━━ Rows

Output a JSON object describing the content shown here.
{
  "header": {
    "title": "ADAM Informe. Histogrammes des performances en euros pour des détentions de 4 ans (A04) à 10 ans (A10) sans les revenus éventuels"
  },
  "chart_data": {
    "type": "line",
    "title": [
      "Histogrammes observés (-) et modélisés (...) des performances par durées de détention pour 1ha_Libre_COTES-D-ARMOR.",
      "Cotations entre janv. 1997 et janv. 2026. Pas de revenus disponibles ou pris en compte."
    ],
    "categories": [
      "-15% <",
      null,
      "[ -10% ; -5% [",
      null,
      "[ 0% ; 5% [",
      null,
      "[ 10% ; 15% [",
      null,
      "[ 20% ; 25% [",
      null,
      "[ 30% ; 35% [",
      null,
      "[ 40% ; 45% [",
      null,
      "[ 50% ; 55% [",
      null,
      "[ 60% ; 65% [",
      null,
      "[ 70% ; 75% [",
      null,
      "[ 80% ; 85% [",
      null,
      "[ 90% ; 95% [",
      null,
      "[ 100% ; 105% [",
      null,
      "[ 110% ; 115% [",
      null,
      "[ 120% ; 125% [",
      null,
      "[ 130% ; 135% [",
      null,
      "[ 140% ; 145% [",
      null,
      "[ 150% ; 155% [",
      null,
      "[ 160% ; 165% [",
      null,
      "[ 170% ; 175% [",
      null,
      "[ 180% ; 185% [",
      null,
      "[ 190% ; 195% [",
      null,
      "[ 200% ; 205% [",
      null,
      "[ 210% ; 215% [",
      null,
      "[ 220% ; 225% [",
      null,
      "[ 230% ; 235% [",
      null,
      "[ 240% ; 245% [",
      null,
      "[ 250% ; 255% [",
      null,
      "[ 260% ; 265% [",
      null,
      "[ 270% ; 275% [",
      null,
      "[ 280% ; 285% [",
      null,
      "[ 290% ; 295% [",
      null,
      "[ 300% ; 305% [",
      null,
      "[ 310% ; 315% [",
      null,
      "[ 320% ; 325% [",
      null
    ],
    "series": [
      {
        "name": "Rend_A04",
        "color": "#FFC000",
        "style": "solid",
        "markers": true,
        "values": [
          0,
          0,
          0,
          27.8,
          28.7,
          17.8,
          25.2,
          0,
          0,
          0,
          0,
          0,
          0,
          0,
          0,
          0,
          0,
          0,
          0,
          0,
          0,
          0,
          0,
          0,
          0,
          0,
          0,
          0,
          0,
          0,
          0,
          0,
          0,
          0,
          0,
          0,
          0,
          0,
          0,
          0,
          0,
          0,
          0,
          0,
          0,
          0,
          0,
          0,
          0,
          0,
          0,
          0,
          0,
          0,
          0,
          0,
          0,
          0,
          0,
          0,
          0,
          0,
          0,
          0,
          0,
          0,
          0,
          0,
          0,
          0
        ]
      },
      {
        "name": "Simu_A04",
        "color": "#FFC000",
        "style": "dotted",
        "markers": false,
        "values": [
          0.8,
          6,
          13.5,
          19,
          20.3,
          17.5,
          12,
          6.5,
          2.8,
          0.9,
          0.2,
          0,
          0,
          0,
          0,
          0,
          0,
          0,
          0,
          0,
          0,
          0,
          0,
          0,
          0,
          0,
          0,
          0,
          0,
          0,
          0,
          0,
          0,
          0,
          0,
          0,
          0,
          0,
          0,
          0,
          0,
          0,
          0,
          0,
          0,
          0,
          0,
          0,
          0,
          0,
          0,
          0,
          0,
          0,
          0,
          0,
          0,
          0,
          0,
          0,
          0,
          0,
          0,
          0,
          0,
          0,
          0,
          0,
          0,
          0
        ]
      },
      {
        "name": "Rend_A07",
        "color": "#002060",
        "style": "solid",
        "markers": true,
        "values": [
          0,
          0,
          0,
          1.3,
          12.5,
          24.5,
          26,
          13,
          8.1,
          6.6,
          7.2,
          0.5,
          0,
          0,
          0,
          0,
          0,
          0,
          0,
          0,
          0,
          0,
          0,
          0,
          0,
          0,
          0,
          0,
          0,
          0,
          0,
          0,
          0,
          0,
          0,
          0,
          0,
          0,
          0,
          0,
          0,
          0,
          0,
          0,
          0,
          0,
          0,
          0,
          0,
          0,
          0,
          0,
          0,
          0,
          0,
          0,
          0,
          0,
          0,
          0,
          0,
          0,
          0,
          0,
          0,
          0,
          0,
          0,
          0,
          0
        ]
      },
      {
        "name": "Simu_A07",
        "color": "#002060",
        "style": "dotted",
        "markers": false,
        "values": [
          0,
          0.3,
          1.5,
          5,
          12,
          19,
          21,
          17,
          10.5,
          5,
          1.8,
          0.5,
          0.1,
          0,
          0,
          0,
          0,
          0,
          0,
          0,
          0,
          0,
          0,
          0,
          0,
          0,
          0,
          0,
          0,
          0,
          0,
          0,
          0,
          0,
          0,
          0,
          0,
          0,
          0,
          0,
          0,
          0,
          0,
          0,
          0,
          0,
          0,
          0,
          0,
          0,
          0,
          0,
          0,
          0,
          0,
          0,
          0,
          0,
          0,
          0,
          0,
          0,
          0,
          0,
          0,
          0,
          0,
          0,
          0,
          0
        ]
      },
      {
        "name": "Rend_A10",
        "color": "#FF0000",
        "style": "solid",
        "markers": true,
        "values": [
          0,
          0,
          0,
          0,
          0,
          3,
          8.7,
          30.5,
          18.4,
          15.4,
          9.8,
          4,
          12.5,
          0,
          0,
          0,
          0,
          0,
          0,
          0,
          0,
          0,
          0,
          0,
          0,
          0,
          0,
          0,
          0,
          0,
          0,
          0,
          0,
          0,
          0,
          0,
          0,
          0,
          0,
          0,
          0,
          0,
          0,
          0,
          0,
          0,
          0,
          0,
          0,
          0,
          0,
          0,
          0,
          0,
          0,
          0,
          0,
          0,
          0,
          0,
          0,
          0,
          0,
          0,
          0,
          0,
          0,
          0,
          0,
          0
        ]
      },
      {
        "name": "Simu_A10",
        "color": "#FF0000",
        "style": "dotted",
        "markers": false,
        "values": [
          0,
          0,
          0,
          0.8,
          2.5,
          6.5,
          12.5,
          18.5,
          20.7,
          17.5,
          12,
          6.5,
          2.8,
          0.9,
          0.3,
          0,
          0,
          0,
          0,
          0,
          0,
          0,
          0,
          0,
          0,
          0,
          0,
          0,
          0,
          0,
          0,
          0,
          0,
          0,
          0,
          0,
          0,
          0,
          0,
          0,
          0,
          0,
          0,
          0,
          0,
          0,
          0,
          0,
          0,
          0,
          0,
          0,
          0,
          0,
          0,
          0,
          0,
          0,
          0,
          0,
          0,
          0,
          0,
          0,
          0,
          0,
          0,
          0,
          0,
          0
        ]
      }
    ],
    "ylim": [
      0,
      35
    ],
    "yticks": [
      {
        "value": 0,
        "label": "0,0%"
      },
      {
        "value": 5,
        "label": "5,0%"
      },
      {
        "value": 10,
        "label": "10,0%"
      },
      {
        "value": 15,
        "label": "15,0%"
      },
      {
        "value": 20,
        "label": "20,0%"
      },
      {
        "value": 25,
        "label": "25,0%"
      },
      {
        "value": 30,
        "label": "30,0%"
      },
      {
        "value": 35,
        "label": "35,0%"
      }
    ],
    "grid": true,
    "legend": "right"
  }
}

━━━━

The request:
Your task is to retype all the records above with nothing left out.

Finished answer:
Output a JSON object describing the content shown here.
{
  "header": {
    "title": "ADAM Informe. Histogrammes des performances en euros pour des détentions de 4 ans (A04) à 10 ans (A10) sans les revenus éventuels"
  },
  "chart_data": {
    "type": "line",
    "title": [
      "Histogrammes observés (-) et modélisés (...) des performances par durées de détention pour 1ha_Libre_COTES-D-ARMOR.",
      "Cotations entre janv. 1997 et janv. 2026. Pas de revenus disponibles ou pris en compte."
    ],
    "categories": [
      "-15% <",
      null,
      "[ -10% ; -5% [",
      null,
      "[ 0% ; 5% [",
      null,
      "[ 10% ; 15% [",
      null,
      "[ 20% ; 25% [",
      null,
      "[ 30% ; 35% [",
      null,
      "[ 40% ; 45% [",
      null,
      "[ 50% ; 55% [",
      null,
      "[ 60% ; 65% [",
      null,
      "[ 70% ; 75% [",
      null,
      "[ 80% ; 85% [",
      null,
      "[ 90% ; 95% [",
      null,
      "[ 100% ; 105% [",
      null,
      "[ 110% ; 115% [",
      null,
      "[ 120% ; 125% [",
      null,
      "[ 130% ; 135% [",
      null,
      "[ 140% ; 145% [",
      null,
      "[ 150% ; 155% [",
      null,
      "[ 160% ; 165% [",
      null,
      "[ 170% ; 175% [",
      null,
      "[ 180% ; 185% [",
      null,
      "[ 190% ; 195% [",
      null,
      "[ 200% ; 205% [",
      null,
      "[ 210% ; 215% [",
      null,
      "[ 220% ; 225% [",
      null,
      "[ 230% ; 235% [",
      null,
      "[ 240% ; 245% [",
      null,
      "[ 250% ; 255% [",
      null,
      "[ 260% ; 265% [",
      null,
      "[ 270% ; 275% [",
      null,
      "[ 280% ; 285% [",
      null,
      "[ 290% ; 295% [",
      null,
      "[ 300% ; 305% [",
      null,
      "[ 310% ; 315% [",
      null,
      "[ 320% ; 325% [",
      null
    ],
    "series": [
      {
        "name": "Rend_A04",
        "color": "#FFC000",
        "style": "solid",
        "markers": true,
        "values": [
          0,
          0,
          0,
          27.8,
          28.7,
          17.8,
          25.2,
          0,
          0,
          0,
          0,
          0,
          0,
          0,
          0,
          0,
          0,
          0,
          0,
          0,
          0,
          0,
          0,
          0,
          0,
          0,
          0,
          0,
          0,
          0,
          0,
          0,
          0,
          0,
          0,
          0,
          0,
          0,
          0,
          0,
          0,
          0,
          0,
          0,
          0,
          0,
          0,
          0,
          0,
          0,
          0,
          0,
          0,
          0,
          0,
          0,
          0,
          0,
          0,
          0,
          0,
          0,
          0,
          0,
          0,
          0,
          0,
          0,
          0,
          0
        ]
      },
      {
        "name": "Simu_A04",
        "color": "#FFC000",
        "style": "dotted",
        "markers": false,
        "values": [
          0.8,
          6,
          13.5,
          19,
          20.3,
          17.5,
          12,
          6.5,
          2.8,
          0.9,
          0.2,
          0,
          0,
          0,
          0,
          0,
          0,
          0,
          0,
          0,
          0,
          0,
          0,
          0,
          0,
          0,
          0,
          0,
          0,
          0,
          0,
          0,
          0,
          0,
          0,
          0,
          0,
          0,
          0,
          0,
          0,
          0,
          0,
          0,
          0,
          0,
          0,
          0,
          0,
          0,
          0,
          0,
          0,
          0,
          0,
          0,
          0,
          0,
          0,
          0,
          0,
          0,
          0,
          0,
          0,
          0,
          0,
          0,
          0,
          0
        ]
      },
      {
        "name": "Rend_A07",
        "color": "#002060",
        "style": "solid",
        "markers": true,
        "values": [
          0,
          0,
          0,
          1.3,
          12.5,
          24.5,
          26,
          13,
          8.1,
          6.6,
          7.2,
          0.5,
          0,
          0,
          0,
          0,
          0,
          0,
          0,
          0,
          0,
          0,
          0,
          0,
          0,
          0,
          0,
          0,
          0,
          0,
          0,
          0,
          0,
          0,
          0,
          0,
          0,
          0,
          0,
          0,
          0,
          0,
          0,
          0,
          0,
          0,
          0,
          0,
          0,
          0,
          0,
          0,
          0,
          0,
          0,
          0,
          0,
          0,
          0,
          0,
          0,
          0,
          0,
          0,
          0,
          0,
          0,
          0,
          0,
          0
        ]
      },
      {
        "name": "Simu_A07",
        "color": "#002060",
        "style": "dotted",
        "markers": false,
        "values": [
          0,
          0.3,
          1.5,
          5,
          12,
          19,
          21,
          17,
          10.5,
          5,
          1.8,
          0.5,
          0.1,
          0,
          0,
          0,
          0,
          0,
          0,
          0,
          0,
          0,
          0,
          0,
          0,
          0,
          0,
          0,
          0,
          0,
          0,
          0,
          0,
          0,
          0,
          0,
          0,
          0,
          0,
          0,
          0,
          0,
          0,
          0,
          0,
          0,
          0,
          0,
          0,
          0,
          0,
          0,
          0,
          0,
          0,
          0,
          0,
          0,
          0,
          0,
          0,
          0,
          0,
          0,
          0,
          0,
          0,
          0,
          0,
          0
        ]
      },
      {
        "name": "Rend_A10",
        "color": "#FF0000",
        "style": "solid",
        "markers": true,
        "values": [
          0,
          0,
          0,
          0,
          0,
          3,
          8.7,
          30.5,
          18.4,
          15.4,
          9.8,
          4,
          12.5,
          0,
          0,
          0,
          0,
          0,
          0,
          0,
          0,
          0,
          0,
          0,
          0,
          0,
          0,
          0,
          0,
          0,
          0,
          0,
          0,
          0,
          0,
          0,
          0,
          0,
          0,
          0,
          0,
          0,
          0,
          0,
          0,
          0,
          0,
          0,
          0,
          0,
          0,
          0,
          0,
          0,
          0,
          0,
          0,
          0,
          0,
          0,
          0,
          0,
          0,
          0,
          0,
          0,
          0,
          0,
          0,
          0
        ]
      },
      {
        "name": "Simu_A10",
        "color": "#FF0000",
        "style": "dotted",
        "markers": false,
        "values": [
          0,
          0,
          0,
          0.8,
          2.5,
          6.5,
          12.5,
          18.5,
          20.7,
          17.5,
          12,
          6.5,
          2.8,
          0.9,
          0.3,
          0,
          0,
          0,
          0,
          0,
          0,
          0,
          0,
          0,
          0,
          0,
          0,
          0,
          0,
          0,
          0,
          0,
          0,
          0,
          0,
          0,
          0,
          0,
          0,
          0,
          0,
          0,
          0,
          0,
          0,
          0,
          0,
          0,
          0,
          0,
          0,
          0,
          0,
          0,
          0,
          0,
          0,
          0,
          0,
          0,
          0,
          0,
          0,
          0,
          0,
          0,
          0,
          0,
          0,
          0
        ]
      }
    ],
    "ylim": [
      0,
      35
    ],
    "yticks": [
      {
        "value": 0,
        "label": "0,0%"
      },
      {
        "value": 5,
        "label": "5,0%"
      },
      {
        "value": 10,
        "label": "10,0%"
      },
      {
        "value": 15,
        "label": "15,0%"
      },
      {
        "value": 20,
        "label": "20,0%"
      },
      {
        "value": 25,
        "label": "25,0%"
      },
      {
        "value": 30,
        "label": "30,0%"
      },
      {
        "value": 35,
        "label": "35,0%"
      }
    ],
    "grid": true,
    "legend": "right"
  }
}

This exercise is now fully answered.